Instructions for the task
From the entries below, copy every line holding the word "this".

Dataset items
***

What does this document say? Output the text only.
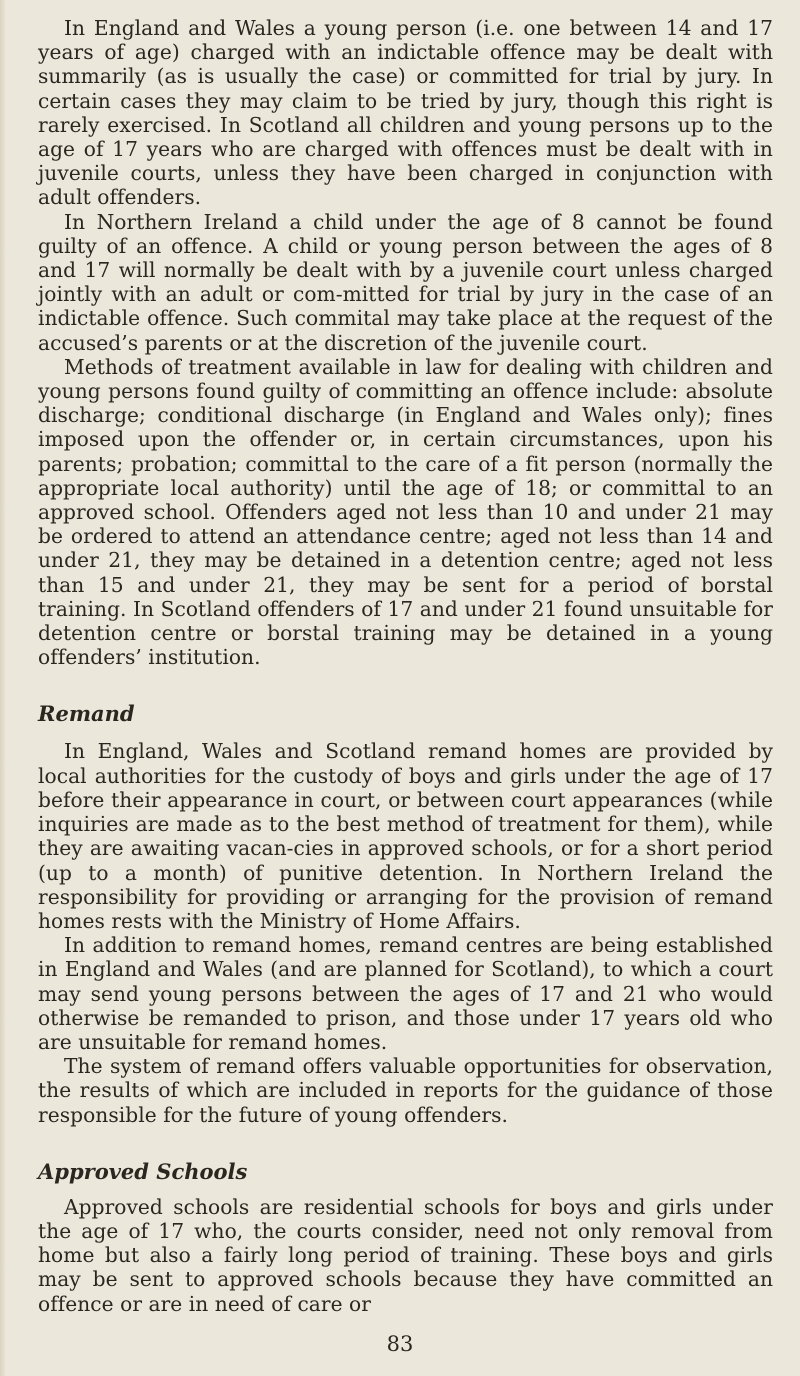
In England and Wales a young person (i.e. one between 14 and 17 years of age) charged with an indictable offence may be dealt with summarily (as is usually the case) or committed for trial by jury. In certain cases they may claim to be tried by jury, though this right is rarely exercised. In Scotland all children and young persons up to the age of 17 years who are charged with offences must be dealt with in juvenile courts, unless they have been charged in conjunction with adult offenders.

In Northern Ireland a child under the age of 8 cannot be found guilty of an offence. A child or young person between the ages of 8 and 17 will normally be dealt with by a juvenile court unless charged jointly with an adult or com-mitted for trial by jury in the case of an indictable offence. Such commital may take place at the request of the accused’s parents or at the discretion of the juvenile court.

Methods of treatment available in law for dealing with children and young persons found guilty of committing an offence include: absolute discharge; conditional discharge (in England and Wales only); fines imposed upon the offender or, in certain circumstances, upon his parents; probation; committal to the care of a fit person (normally the appropriate local authority) until the age of 18; or committal to an approved school. Offenders aged not less than 10 and under 21 may be ordered to attend an attendance centre; aged not less than 14 and under 21, they may be detained in a detention centre; aged not less than 15 and under 21, they may be sent for a period of borstal training. In Scotland offenders of 17 and under 21 found unsuitable for detention centre or borstal training may be detained in a young offenders’ institution.

Remand

In England, Wales and Scotland remand homes are provided by local authorities for the custody of boys and girls under the age of 17 before their appearance in court, or between court appearances (while inquiries are made as to the best method of treatment for them), while they are awaiting vacan-cies in approved schools, or for a short period (up to a month) of punitive detention. In Northern Ireland the responsibility for providing or arranging for the provision of remand homes rests with the Ministry of Home Affairs.

In addition to remand homes, remand centres are being established in England and Wales (and are planned for Scotland), to which a court may send young persons between the ages of 17 and 21 who would otherwise be remanded to prison, and those under 17 years old who are unsuitable for remand homes.

The system of remand offers valuable opportunities for observation, the results of which are included in reports for the guidance of those responsible for the future of young offenders.

Approved Schools

Approved schools are residential schools for boys and girls under the age of 17 who, the courts consider, need not only removal from home but also a fairly long period of training. These boys and girls may be sent to approved schools because they have committed an offence or are in need of care or

83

***

Solution below
What does this document say? Output the text only.
In England and Wales a young person (i.e. one between 14 and 17 years of age) charged with an indictable offence may be dealt with summarily (as is usually the case) or committed for trial by jury. In certain cases they may claim to be tried by jury, though this right is rarely exercised. In Scotland all children and young persons up to the age of 17 years who are charged with offences must be dealt with in juvenile courts, unless they have been charged in conjunction with adult offenders.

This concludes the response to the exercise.